-- begin Items --
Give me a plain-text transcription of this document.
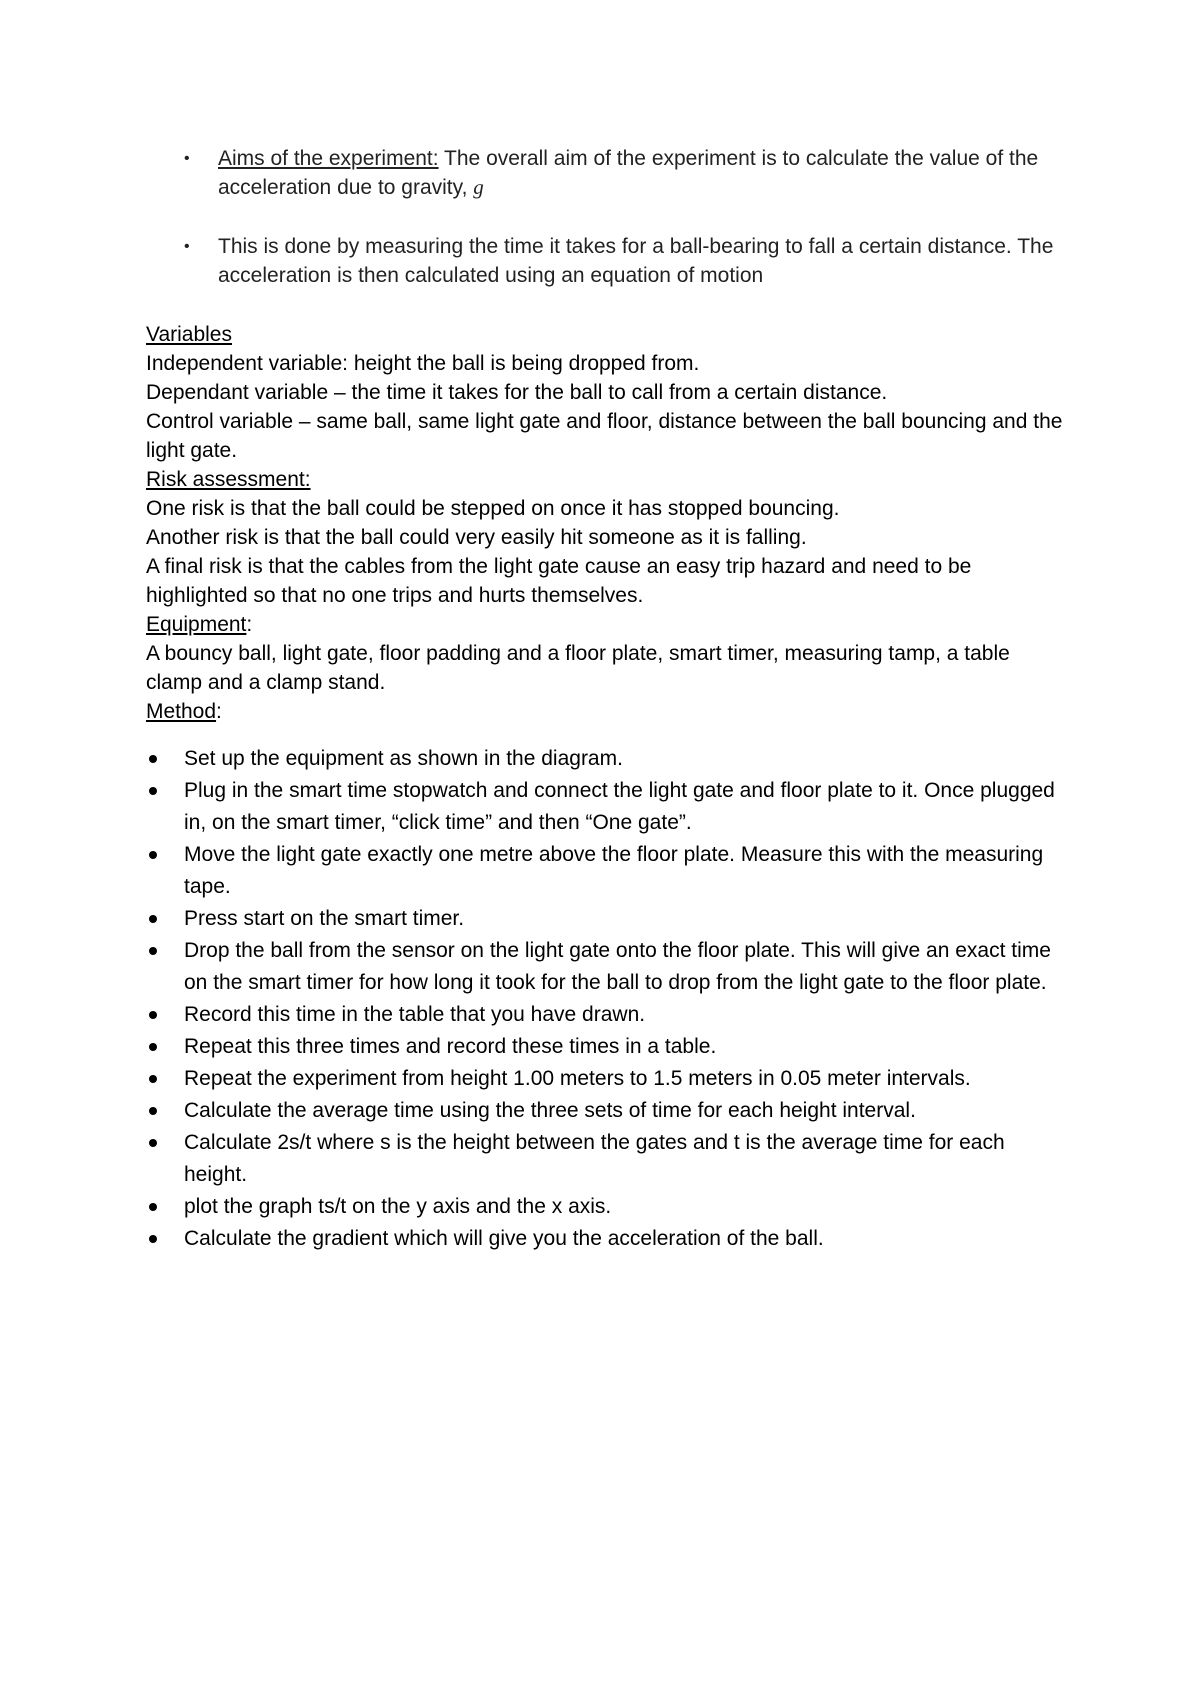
• Aims of the experiment: The overall aim of the experiment is to calculate the value of the acceleration due to gravity, g
• This is done by measuring the time it takes for a ball-bearing to fall a certain distance. The acceleration is then calculated using an equation of motion

Variables

Independent variable: height the ball is being dropped from.

Dependant variable – the time it takes for the ball to call from a certain distance.

Control variable – same ball, same light gate and floor, distance between the ball bouncing and the light gate.

Risk assessment:

One risk is that the ball could be stepped on once it has stopped bouncing.

Another risk is that the ball could very easily hit someone as it is falling.

A final risk is that the cables from the light gate cause an easy trip hazard and need to be highlighted so that no one trips and hurts themselves.

Equipment:

A bouncy ball, light gate, floor padding and a floor plate, smart timer, measuring tamp, a table clamp and a clamp stand.

Method:

Set up the equipment as shown in the diagram.
Plug in the smart time stopwatch and connect the light gate and floor plate to it. Once plugged in, on the smart timer, “click time” and then “One gate”.
Move the light gate exactly one metre above the floor plate. Measure this with the measuring tape.
Press start on the smart timer.
Drop the ball from the sensor on the light gate onto the floor plate. This will give an exact time on the smart timer for how long it took for the ball to drop from the light gate to the floor plate.
Record this time in the table that you have drawn.
Repeat this three times and record these times in a table.
Repeat the experiment from height 1.00 meters to 1.5 meters in 0.05 meter intervals.
Calculate the average time using the three sets of time for each height interval.
Calculate 2s/t where s is the height between the gates and t is the average time for each height.
plot the graph ts/t on the y axis and the x axis.
Calculate the gradient which will give you the acceleration of the ball.
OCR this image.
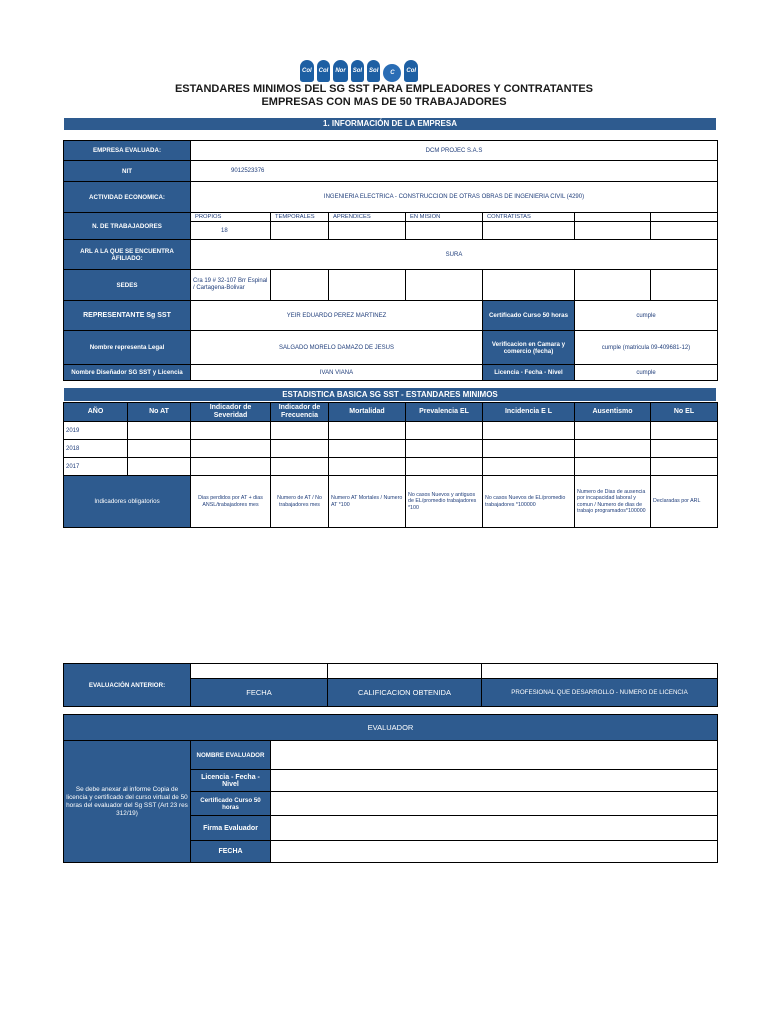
Col	Col	Nor	Sol	Sol	C	Col
ESTANDARES MINIMOS DEL SG SST PARA EMPLEADORES Y CONTRATANTES
EMPRESAS CON MAS DE 50 TRABAJADORES
1. INFORMACIÓN DE LA EMPRESA
EMPRESA EVALUADA:	DCM PROJEC S.A.S						
NIT	9012523376						
ACTIVIDAD ECONOMICA:	INGENIERIA ELECTRICA - CONSTRUCCION DE OTRAS OBRAS DE INGENIERIA CIVIL (4290)						
N. DE TRABAJADORES	PROPIOS	TEMPORALES	APRENDICES	EN MISION	CONTRATISTAS		
	18						
ARL A LA QUE SE ENCUENTRA AFILIADO:	SURA						
SEDES	Cra 19 # 32-107 Brr Espinal / Cartagena-Bolivar						
REPRESENTANTE Sg SST	YEIR EDUARDO PEREZ MARTINEZ				Certificado Curso 50 horas	cumple	
Nombre representa Legal	SALGADO MORELO DAMAZO DE JESUS				Verificacion en Camara y comercio (fecha)	cumple (matricula 09-409681-12)	
Nombre Diseñador SG SST y Licencia	IVAN VIANA				Licencia - Fecha - Nivel	cumple	
ESTADISTICA BASICA SG SST - ESTANDARES MINIMOS
AÑO	No AT	Indicador de Severidad	Indicador de Frecuencia	Mortalidad	Prevalencia EL	Incidencia E L	Ausentismo	No EL
2019								
2018								
2017								
Indicadores obligatorios		Dias perdidos por AT + dias ANSL/trabajadores mes	Numero de AT / No trabajadores mes	Numero AT Mortales / Numero AT *100	No casos Nuevos y antiguos de EL/promedio trabajadores *100	No casos Nuevos de EL/promedio trabajadores *100000	Numero de Dias de ausencia por incapacidad laboral y comun / Numero de dias de trabajo programados*100000	Declaradas por ARL
EVALUACIÓN ANTERIOR:			
	FECHA	CALIFICACION OBTENIDA	PROFESIONAL QUE DESARROLLO - NUMERO DE LICENCIA
EVALUADOR		
Se debe anexar al informe Copia de licencia y certificado del curso virtual de 50 horas del evaluador del Sg SST (Art 23 res 312/19)	NOMBRE EVALUADOR	
	Licencia - Fecha - Nivel	
	Certificado Curso 50 horas	
	Firma Evaluador	
	FECHA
-- end Items --
Your goal: Can you restate all the records above word for word while dropping the pictures?

Answer to the exercise:
Give me a plain-text transcription of this document.
• Aims of the experiment: The overall aim of the experiment is to calculate the value of the acceleration due to gravity, g
• This is done by measuring the time it takes for a ball-bearing to fall a certain distance. The acceleration is then calculated using an equation of motion

Variables

Independent variable: height the ball is being dropped from.

Dependant variable – the time it takes for the ball to call from a certain distance.

Control variable – same ball, same light gate and floor, distance between the ball bouncing and the light gate.

Risk assessment:

One risk is that the ball could be stepped on once it has stopped bouncing.

Another risk is that the ball could very easily hit someone as it is falling.

A final risk is that the cables from the light gate cause an easy trip hazard and need to be highlighted so that no one trips and hurts themselves.

Equipment:

A bouncy ball, light gate, floor padding and a floor plate, smart timer, measuring tamp, a table clamp and a clamp stand.

Method:

Set up the equipment as shown in the diagram.
Plug in the smart time stopwatch and connect the light gate and floor plate to it. Once plugged in, on the smart timer, “click time” and then “One gate”.
Move the light gate exactly one metre above the floor plate. Measure this with the measuring tape.
Press start on the smart timer.
Drop the ball from the sensor on the light gate onto the floor plate. This will give an exact time on the smart timer for how long it took for the ball to drop from the light gate to the floor plate.
Record this time in the table that you have drawn.
Repeat this three times and record these times in a table.
Repeat the experiment from height 1.00 meters to 1.5 meters in 0.05 meter intervals.
Calculate the average time using the three sets of time for each height interval.
Calculate 2s/t where s is the height between the gates and t is the average time for each height.
plot the graph ts/t on the y axis and the x axis.
Calculate the gradient which will give you the acceleration of the ball.
OCR this image.
Col	Col	Nor	Sol	Sol	C	Col
ESTANDARES MINIMOS DEL SG SST PARA EMPLEADORES Y CONTRATANTES
EMPRESAS CON MAS DE 50 TRABAJADORES
1. INFORMACIÓN DE LA EMPRESA
EMPRESA EVALUADA:	DCM PROJEC S.A.S						
NIT	9012523376						
ACTIVIDAD ECONOMICA:	INGENIERIA ELECTRICA - CONSTRUCCION DE OTRAS OBRAS DE INGENIERIA CIVIL (4290)						
N. DE TRABAJADORES	PROPIOS	TEMPORALES	APRENDICES	EN MISION	CONTRATISTAS		
	18						
ARL A LA QUE SE ENCUENTRA AFILIADO:	SURA						
SEDES	Cra 19 # 32-107 Brr Espinal / Cartagena-Bolivar						
REPRESENTANTE Sg SST	YEIR EDUARDO PEREZ MARTINEZ				Certificado Curso 50 horas	cumple	
Nombre representa Legal	SALGADO MORELO DAMAZO DE JESUS				Verificacion en Camara y comercio (fecha)	cumple (matricula 09-409681-12)	
Nombre Diseñador SG SST y Licencia	IVAN VIANA				Licencia - Fecha - Nivel	cumple	
ESTADISTICA BASICA SG SST - ESTANDARES MINIMOS
AÑO	No AT	Indicador de Severidad	Indicador de Frecuencia	Mortalidad	Prevalencia EL	Incidencia E L	Ausentismo	No EL
2019								
2018								
2017								
Indicadores obligatorios		Dias perdidos por AT + dias ANSL/trabajadores mes	Numero de AT / No trabajadores mes	Numero AT Mortales / Numero AT *100	No casos Nuevos y antiguos de EL/promedio trabajadores *100	No casos Nuevos de EL/promedio trabajadores *100000	Numero de Dias de ausencia por incapacidad laboral y comun / Numero de dias de trabajo programados*100000	Declaradas por ARL
EVALUACIÓN ANTERIOR:			
	FECHA	CALIFICACION OBTENIDA	PROFESIONAL QUE DESARROLLO - NUMERO DE LICENCIA
EVALUADOR		
Se debe anexar al informe Copia de licencia y certificado del curso virtual de 50 horas del evaluador del Sg SST (Art 23 res 312/19)	NOMBRE EVALUADOR	
	Licencia - Fecha - Nivel	
	Certificado Curso 50 horas	
	Firma Evaluador	
	FECHA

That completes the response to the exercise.